§ **Given records**:
########

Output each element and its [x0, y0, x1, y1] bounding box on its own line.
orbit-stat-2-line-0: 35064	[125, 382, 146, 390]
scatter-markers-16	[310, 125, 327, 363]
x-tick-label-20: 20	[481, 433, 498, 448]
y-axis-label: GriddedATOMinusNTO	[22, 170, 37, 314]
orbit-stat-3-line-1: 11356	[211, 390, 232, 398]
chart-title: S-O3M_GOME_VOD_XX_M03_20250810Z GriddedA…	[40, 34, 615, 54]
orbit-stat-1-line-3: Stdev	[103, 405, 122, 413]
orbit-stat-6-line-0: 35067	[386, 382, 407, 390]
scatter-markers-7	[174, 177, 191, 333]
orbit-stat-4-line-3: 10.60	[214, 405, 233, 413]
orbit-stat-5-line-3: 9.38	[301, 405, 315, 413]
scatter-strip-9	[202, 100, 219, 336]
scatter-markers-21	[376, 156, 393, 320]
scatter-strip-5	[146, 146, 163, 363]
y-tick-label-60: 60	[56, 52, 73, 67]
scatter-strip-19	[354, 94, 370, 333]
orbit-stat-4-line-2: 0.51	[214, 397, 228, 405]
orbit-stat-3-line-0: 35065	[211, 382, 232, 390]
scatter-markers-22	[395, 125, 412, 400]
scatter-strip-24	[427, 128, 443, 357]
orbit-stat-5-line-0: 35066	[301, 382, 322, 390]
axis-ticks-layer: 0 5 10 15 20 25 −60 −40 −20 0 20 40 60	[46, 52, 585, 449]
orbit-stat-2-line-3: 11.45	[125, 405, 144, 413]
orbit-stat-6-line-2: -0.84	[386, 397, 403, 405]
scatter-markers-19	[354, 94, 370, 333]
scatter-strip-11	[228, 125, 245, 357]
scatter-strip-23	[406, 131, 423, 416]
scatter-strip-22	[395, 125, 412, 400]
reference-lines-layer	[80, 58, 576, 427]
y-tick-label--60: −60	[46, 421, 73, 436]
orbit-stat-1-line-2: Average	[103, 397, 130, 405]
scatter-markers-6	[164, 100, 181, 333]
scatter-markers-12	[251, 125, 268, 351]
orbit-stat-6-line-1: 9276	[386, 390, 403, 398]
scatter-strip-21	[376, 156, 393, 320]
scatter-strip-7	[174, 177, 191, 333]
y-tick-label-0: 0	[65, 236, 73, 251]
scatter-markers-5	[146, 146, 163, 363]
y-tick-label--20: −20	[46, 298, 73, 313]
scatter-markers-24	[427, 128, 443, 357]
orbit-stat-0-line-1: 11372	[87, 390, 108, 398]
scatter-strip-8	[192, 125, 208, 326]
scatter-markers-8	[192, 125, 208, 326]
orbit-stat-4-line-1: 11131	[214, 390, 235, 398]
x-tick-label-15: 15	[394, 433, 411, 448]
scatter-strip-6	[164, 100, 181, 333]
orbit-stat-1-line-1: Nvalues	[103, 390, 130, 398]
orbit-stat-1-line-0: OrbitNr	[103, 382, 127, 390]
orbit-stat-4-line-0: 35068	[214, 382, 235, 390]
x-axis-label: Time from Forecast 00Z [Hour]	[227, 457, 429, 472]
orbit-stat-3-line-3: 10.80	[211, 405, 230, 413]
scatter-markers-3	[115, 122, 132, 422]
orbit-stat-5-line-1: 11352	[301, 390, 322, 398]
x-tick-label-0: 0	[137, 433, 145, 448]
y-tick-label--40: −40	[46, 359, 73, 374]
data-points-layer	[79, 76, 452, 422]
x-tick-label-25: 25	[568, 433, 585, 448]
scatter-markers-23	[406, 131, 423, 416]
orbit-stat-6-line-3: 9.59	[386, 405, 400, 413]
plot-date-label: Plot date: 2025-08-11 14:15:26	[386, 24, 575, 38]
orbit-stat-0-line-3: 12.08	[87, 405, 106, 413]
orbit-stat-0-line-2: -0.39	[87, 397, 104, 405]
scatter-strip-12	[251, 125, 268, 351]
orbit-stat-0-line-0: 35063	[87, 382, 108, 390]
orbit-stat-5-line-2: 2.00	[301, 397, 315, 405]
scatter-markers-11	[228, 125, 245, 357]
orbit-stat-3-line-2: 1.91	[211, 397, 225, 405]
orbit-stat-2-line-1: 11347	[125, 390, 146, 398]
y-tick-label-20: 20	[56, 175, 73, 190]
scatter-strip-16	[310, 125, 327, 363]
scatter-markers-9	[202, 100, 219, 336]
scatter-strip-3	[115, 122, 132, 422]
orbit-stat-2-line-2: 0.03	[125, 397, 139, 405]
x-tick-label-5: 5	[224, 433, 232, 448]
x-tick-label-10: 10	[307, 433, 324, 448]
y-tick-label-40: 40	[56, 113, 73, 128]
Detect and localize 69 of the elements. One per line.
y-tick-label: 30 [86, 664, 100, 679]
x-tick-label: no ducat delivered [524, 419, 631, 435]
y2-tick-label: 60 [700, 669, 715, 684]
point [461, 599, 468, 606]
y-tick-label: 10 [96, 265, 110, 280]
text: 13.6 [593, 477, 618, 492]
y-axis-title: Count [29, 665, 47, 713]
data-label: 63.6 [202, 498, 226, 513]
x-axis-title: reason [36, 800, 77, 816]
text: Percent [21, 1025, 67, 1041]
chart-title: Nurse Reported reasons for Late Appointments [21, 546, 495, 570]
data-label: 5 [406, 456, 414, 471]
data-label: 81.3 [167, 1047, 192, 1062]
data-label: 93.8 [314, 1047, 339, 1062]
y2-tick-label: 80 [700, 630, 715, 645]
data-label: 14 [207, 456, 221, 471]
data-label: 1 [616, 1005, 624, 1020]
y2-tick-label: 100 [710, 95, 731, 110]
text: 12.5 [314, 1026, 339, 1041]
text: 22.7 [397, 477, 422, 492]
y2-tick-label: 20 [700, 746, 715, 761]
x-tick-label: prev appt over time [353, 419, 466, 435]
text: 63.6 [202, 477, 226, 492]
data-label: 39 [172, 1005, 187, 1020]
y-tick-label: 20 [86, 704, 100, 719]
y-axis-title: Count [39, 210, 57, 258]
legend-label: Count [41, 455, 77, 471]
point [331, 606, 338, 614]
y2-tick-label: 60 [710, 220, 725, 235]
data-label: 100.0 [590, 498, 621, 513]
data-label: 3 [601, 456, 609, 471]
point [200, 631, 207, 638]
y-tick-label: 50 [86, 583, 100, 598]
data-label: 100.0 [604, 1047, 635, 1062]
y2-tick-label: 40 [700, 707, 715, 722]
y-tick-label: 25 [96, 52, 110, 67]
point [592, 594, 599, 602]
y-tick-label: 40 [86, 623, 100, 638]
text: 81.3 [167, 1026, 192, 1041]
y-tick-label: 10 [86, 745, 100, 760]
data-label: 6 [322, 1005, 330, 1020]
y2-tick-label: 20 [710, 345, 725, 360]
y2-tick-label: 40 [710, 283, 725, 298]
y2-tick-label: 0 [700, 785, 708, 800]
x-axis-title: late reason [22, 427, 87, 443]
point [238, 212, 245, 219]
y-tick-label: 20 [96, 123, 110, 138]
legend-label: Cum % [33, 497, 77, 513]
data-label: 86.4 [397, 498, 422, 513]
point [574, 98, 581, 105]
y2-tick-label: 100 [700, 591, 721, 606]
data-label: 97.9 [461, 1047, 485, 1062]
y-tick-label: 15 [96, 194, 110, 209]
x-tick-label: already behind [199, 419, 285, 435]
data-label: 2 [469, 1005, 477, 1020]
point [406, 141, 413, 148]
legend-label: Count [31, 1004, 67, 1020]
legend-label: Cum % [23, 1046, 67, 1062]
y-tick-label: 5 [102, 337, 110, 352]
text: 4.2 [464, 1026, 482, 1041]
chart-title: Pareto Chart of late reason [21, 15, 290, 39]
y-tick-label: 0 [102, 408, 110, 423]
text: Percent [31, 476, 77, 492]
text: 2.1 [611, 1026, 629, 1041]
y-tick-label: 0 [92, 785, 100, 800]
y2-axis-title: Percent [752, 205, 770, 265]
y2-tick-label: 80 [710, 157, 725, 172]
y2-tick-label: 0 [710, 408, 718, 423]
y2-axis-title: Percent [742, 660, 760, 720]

########

§ **Written instruction**: Output the material from its first line through the line that contains "390, 232, 398]", inclusive, as a Markdown table with the columns Row and Material line, skipping any blank lines.

§ **Response to this exercise**:
| Row | Material line |
|---|---|
| 1 | Output each element and its [x0, y0, x1, y1] bounding box on its own line. |
| 2 | orbit-stat-2-line-0: 35064	[125, 382, 146, 390] |
| 3 | scatter-markers-16	[310, 125, 327, 363] |
| 4 | x-tick-label-20: 20	[481, 433, 498, 448] |
| 5 | y-axis-label: GriddedATOMinusNTO	[22, 170, 37, 314] |
| 6 | orbit-stat-3-line-1: 11356	[211, 390, 232, 398] |